WORK TO COMPLETE: Search the data for the string "title" and extract every line where it appears.

LISTED ENTRIES:
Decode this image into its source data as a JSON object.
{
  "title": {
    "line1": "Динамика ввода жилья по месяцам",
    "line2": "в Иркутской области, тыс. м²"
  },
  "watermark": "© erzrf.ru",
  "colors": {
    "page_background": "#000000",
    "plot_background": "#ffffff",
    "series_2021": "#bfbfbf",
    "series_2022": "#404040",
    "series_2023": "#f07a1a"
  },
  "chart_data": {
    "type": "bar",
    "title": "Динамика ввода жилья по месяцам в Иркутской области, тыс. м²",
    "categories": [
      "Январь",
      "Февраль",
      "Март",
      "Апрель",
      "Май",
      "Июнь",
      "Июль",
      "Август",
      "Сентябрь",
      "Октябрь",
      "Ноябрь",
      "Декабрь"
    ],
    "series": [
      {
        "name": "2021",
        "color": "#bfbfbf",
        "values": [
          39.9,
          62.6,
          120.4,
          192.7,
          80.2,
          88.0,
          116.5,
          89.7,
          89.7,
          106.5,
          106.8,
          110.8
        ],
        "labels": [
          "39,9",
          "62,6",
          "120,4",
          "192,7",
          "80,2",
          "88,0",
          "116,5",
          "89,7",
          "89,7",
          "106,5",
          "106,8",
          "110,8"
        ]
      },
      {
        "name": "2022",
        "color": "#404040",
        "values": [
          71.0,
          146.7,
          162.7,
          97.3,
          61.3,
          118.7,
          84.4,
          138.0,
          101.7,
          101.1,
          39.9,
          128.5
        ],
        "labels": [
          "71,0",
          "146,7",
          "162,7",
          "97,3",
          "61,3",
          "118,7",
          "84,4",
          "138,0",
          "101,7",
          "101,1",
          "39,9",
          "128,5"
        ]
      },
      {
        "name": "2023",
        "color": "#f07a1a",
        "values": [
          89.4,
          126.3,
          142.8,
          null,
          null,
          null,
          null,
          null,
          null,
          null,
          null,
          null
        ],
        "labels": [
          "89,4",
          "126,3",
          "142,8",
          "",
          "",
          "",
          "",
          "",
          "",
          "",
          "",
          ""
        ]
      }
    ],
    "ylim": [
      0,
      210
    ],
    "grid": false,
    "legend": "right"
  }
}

FINAL RESULT:
  "title": {
    "title": "Динамика ввода жилья по месяцам в Иркутской области, тыс. м²",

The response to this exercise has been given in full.